Copy every line of the entries that includes the word "多了一个警告图标".

— Start of Records to use —

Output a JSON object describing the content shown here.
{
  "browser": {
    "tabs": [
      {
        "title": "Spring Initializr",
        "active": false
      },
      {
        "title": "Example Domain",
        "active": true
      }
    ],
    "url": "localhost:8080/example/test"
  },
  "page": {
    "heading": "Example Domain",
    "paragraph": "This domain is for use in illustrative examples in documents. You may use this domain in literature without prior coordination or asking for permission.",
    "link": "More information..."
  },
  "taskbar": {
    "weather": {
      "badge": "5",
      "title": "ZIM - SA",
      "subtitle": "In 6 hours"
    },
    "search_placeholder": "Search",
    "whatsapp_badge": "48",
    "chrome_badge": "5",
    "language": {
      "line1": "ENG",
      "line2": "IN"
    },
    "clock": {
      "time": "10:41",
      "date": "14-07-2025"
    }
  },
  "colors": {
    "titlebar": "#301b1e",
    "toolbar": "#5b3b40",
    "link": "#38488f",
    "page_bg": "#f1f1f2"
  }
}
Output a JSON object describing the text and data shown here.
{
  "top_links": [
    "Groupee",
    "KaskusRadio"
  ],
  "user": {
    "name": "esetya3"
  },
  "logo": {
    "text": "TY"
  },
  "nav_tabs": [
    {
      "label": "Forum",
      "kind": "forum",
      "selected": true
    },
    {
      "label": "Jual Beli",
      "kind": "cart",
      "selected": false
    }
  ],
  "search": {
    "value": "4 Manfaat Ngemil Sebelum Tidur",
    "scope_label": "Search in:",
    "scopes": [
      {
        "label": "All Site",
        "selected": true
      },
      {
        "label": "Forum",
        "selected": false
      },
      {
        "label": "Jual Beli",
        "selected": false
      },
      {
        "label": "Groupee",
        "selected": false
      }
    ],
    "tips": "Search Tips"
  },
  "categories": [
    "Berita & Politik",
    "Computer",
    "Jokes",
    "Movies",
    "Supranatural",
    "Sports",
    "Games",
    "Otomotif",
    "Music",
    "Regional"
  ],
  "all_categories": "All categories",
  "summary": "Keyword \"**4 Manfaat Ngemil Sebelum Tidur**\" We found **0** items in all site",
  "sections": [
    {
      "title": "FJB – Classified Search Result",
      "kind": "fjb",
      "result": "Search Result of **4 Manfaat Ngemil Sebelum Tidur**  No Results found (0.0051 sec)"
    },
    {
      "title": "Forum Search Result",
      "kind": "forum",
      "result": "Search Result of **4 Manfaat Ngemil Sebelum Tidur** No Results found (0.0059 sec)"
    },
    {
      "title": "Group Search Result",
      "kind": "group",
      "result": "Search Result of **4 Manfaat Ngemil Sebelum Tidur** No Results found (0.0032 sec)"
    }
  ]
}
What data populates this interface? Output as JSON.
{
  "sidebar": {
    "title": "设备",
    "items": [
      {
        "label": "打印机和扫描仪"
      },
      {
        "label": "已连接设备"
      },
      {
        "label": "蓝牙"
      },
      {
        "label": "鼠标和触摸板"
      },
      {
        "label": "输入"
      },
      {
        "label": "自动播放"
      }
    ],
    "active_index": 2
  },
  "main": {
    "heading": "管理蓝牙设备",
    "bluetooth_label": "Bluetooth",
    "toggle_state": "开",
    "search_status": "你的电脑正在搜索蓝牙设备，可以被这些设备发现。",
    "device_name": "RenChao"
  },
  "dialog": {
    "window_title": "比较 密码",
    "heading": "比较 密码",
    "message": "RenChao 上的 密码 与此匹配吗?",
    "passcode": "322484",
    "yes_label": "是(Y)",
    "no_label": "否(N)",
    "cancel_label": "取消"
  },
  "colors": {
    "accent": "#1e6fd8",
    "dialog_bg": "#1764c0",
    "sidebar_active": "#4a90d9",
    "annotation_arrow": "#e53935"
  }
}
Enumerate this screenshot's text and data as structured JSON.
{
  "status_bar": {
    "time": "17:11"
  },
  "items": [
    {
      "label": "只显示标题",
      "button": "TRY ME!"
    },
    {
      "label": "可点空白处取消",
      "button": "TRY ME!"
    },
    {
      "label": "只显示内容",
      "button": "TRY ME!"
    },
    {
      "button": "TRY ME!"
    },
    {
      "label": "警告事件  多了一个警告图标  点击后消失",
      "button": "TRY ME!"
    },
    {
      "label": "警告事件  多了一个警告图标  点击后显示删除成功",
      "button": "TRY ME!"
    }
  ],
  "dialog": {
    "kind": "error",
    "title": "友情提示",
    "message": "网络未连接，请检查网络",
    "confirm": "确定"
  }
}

— End of Records to use —

> _Final answer_:
      "label": "警告事件  多了一个警告图标  点击后消失",
      "label": "警告事件  多了一个警告图标  点击后显示删除成功",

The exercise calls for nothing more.